BRIEF: Restate every entry word for word.

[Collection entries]
# # # # #

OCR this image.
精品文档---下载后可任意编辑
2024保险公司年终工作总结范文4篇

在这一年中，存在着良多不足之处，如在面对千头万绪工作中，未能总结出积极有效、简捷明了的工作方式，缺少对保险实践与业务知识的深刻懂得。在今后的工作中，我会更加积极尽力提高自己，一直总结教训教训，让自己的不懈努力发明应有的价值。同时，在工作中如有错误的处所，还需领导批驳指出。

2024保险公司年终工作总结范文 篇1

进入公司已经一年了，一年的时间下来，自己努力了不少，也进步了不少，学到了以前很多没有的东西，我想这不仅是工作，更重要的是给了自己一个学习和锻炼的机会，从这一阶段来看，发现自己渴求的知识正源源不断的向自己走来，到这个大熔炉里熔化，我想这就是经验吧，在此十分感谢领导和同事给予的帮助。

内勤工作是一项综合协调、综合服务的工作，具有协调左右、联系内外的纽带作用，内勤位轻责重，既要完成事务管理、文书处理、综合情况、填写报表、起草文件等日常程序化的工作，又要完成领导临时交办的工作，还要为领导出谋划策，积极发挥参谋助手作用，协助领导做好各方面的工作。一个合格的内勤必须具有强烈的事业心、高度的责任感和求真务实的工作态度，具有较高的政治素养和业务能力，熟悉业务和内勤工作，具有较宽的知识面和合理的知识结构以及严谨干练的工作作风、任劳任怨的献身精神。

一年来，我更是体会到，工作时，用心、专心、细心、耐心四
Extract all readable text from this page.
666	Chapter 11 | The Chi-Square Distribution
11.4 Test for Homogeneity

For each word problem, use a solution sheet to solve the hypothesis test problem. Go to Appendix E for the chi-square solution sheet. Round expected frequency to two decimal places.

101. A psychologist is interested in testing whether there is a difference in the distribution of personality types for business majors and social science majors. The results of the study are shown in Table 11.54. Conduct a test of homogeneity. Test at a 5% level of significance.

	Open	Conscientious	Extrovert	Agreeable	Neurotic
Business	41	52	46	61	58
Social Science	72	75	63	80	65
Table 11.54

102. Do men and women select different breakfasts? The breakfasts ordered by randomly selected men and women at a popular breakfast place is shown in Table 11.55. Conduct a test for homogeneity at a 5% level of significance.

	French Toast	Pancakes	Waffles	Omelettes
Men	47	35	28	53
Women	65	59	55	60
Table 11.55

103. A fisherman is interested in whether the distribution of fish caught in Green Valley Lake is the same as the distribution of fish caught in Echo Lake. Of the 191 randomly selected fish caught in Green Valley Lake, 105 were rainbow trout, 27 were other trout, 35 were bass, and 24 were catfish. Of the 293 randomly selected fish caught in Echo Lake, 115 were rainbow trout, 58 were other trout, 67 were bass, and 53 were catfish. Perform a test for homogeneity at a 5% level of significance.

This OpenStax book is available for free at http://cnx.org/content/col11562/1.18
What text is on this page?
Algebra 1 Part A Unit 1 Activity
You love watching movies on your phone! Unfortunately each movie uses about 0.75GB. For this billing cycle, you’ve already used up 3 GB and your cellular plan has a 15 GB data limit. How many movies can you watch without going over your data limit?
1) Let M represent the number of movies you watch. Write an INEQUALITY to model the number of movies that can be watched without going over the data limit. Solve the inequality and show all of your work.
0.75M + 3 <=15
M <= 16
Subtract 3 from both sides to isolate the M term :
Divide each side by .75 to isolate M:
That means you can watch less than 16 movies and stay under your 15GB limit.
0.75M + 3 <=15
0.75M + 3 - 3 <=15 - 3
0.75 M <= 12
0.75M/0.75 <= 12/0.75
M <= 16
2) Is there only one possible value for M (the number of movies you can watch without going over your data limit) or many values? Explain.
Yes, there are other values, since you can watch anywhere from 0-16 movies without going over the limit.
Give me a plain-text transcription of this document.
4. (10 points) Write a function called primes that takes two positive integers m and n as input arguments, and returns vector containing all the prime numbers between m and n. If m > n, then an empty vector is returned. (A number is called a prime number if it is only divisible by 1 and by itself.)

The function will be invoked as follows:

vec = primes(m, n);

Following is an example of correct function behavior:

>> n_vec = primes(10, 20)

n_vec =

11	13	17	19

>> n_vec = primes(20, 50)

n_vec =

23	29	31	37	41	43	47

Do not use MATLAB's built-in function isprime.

# # # # #

FULL OUTPUT:
OCR this image.
精品文档---下载后可任意编辑
2024保险公司年终工作总结范文4篇

在这一年中，存在着良多不足之处，如在面对千头万绪工作中，未能总结出积极有效、简捷明了的工作方式，缺少对保险实践与业务知识的深刻懂得。在今后的工作中，我会更加积极尽力提高自己，一直总结教训教训，让自己的不懈努力发明应有的价值。同时，在工作中如有错误的处所，还需领导批驳指出。

2024保险公司年终工作总结范文 篇1

进入公司已经一年了，一年的时间下来，自己努力了不少，也进步了不少，学到了以前很多没有的东西，我想这不仅是工作，更重要的是给了自己一个学习和锻炼的机会，从这一阶段来看，发现自己渴求的知识正源源不断的向自己走来，到这个大熔炉里熔化，我想这就是经验吧，在此十分感谢领导和同事给予的帮助。

内勤工作是一项综合协调、综合服务的工作，具有协调左右、联系内外的纽带作用，内勤位轻责重，既要完成事务管理、文书处理、综合情况、填写报表、起草文件等日常程序化的工作，又要完成领导临时交办的工作，还要为领导出谋划策，积极发挥参谋助手作用，协助领导做好各方面的工作。一个合格的内勤必须具有强烈的事业心、高度的责任感和求真务实的工作态度，具有较高的政治素养和业务能力，熟悉业务和内勤工作，具有较宽的知识面和合理的知识结构以及严谨干练的工作作风、任劳任怨的献身精神。

一年来，我更是体会到，工作时，用心、专心、细心、耐心四
Extract all readable text from this page.
666	Chapter 11 | The Chi-Square Distribution
11.4 Test for Homogeneity

For each word problem, use a solution sheet to solve the hypothesis test problem. Go to Appendix E for the chi-square solution sheet. Round expected frequency to two decimal places.

101. A psychologist is interested in testing whether there is a difference in the distribution of personality types for business majors and social science majors. The results of the study are shown in Table 11.54. Conduct a test of homogeneity. Test at a 5% level of significance.

	Open	Conscientious	Extrovert	Agreeable	Neurotic
Business	41	52	46	61	58
Social Science	72	75	63	80	65
Table 11.54

102. Do men and women select different breakfasts? The breakfasts ordered by randomly selected men and women at a popular breakfast place is shown in Table 11.55. Conduct a test for homogeneity at a 5% level of significance.

	French Toast	Pancakes	Waffles	Omelettes
Men	47	35	28	53
Women	65	59	55	60
Table 11.55

103. A fisherman is interested in whether the distribution of fish caught in Green Valley Lake is the same as the distribution of fish caught in Echo Lake. Of the 191 randomly selected fish caught in Green Valley Lake, 105 were rainbow trout, 27 were other trout, 35 were bass, and 24 were catfish. Of the 293 randomly selected fish caught in Echo Lake, 115 were rainbow trout, 58 were other trout, 67 were bass, and 53 were catfish. Perform a test for homogeneity at a 5% level of significance.

This OpenStax book is available for free at http://cnx.org/content/col11562/1.18
What text is on this page?
Algebra 1 Part A Unit 1 Activity
You love watching movies on your phone! Unfortunately each movie uses about 0.75GB. For this billing cycle, you’ve already used up 3 GB and your cellular plan has a 15 GB data limit. How many movies can you watch without going over your data limit?
1) Let M represent the number of movies you watch. Write an INEQUALITY to model the number of movies that can be watched without going over the data limit. Solve the inequality and show all of your work.
0.75M + 3 <=15
M <= 16
Subtract 3 from both sides to isolate the M term :
Divide each side by .75 to isolate M:
That means you can watch less than 16 movies and stay under your 15GB limit.
0.75M + 3 <=15
0.75M + 3 - 3 <=15 - 3
0.75 M <= 12
0.75M/0.75 <= 12/0.75
M <= 16
2) Is there only one possible value for M (the number of movies you can watch without going over your data limit) or many values? Explain.
Yes, there are other values, since you can watch anywhere from 0-16 movies without going over the limit.
Give me a plain-text transcription of this document.
4. (10 points) Write a function called primes that takes two positive integers m and n as input arguments, and returns vector containing all the prime numbers between m and n. If m > n, then an empty vector is returned. (A number is called a prime number if it is only divisible by 1 and by itself.)

The function will be invoked as follows:

vec = primes(m, n);

Following is an example of correct function behavior:

>> n_vec = primes(10, 20)

n_vec =

11	13	17	19

>> n_vec = primes(20, 50)

n_vec =

23	29	31	37	41	43	47

Do not use MATLAB's built-in function isprime.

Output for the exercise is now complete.